What you need to do: Print all the data, keeping every line exactly as it is.

━━━ Supplied data ━━━

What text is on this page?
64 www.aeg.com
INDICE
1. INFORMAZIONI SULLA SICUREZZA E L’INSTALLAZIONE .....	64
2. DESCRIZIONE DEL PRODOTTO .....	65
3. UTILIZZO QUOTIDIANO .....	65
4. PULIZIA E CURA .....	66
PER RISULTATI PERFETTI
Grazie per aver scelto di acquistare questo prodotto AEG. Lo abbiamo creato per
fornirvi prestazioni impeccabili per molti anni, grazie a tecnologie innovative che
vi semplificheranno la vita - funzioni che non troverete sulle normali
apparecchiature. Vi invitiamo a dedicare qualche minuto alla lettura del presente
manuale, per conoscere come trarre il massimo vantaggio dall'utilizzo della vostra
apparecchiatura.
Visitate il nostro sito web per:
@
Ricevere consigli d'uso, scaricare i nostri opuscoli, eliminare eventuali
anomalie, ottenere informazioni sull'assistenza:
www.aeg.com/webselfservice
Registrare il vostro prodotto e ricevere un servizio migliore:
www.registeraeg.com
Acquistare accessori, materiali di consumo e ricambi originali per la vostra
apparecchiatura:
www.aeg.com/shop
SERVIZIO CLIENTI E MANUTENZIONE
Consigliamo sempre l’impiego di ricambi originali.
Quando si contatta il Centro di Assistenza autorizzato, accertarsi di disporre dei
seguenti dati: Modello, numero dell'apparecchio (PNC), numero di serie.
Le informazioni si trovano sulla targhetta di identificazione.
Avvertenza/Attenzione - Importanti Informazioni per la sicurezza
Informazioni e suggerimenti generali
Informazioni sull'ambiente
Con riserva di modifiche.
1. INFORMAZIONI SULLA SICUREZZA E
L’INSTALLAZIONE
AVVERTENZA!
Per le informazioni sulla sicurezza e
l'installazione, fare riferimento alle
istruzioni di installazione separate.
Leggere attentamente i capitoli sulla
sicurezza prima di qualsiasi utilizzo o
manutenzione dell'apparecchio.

━━━

Exercise output:
What text is on this page?
64 www.aeg.com
INDICE
1. INFORMAZIONI SULLA SICUREZZA E L’INSTALLAZIONE .....	64
2. DESCRIZIONE DEL PRODOTTO .....	65
3. UTILIZZO QUOTIDIANO .....	65
4. PULIZIA E CURA .....	66
PER RISULTATI PERFETTI
Grazie per aver scelto di acquistare questo prodotto AEG. Lo abbiamo creato per
fornirvi prestazioni impeccabili per molti anni, grazie a tecnologie innovative che
vi semplificheranno la vita - funzioni che non troverete sulle normali
apparecchiature. Vi invitiamo a dedicare qualche minuto alla lettura del presente
manuale, per conoscere come trarre il massimo vantaggio dall'utilizzo della vostra
apparecchiatura.
Visitate il nostro sito web per:
@
Ricevere consigli d'uso, scaricare i nostri opuscoli, eliminare eventuali
anomalie, ottenere informazioni sull'assistenza:
www.aeg.com/webselfservice
Registrare il vostro prodotto e ricevere un servizio migliore:
www.registeraeg.com
Acquistare accessori, materiali di consumo e ricambi originali per la vostra
apparecchiatura:
www.aeg.com/shop
SERVIZIO CLIENTI E MANUTENZIONE
Consigliamo sempre l’impiego di ricambi originali.
Quando si contatta il Centro di Assistenza autorizzato, accertarsi di disporre dei
seguenti dati: Modello, numero dell'apparecchio (PNC), numero di serie.
Le informazioni si trovano sulla targhetta di identificazione.
Avvertenza/Attenzione - Importanti Informazioni per la sicurezza
Informazioni e suggerimenti generali
Informazioni sull'ambiente
Con riserva di modifiche.
1. INFORMAZIONI SULLA SICUREZZA E
L’INSTALLAZIONE
AVVERTENZA!
Per le informazioni sulla sicurezza e
l'installazione, fare riferimento alle
istruzioni di installazione separate.
Leggere attentamente i capitoli sulla
sicurezza prima di qualsiasi utilizzo o
manutenzione dell'apparecchio.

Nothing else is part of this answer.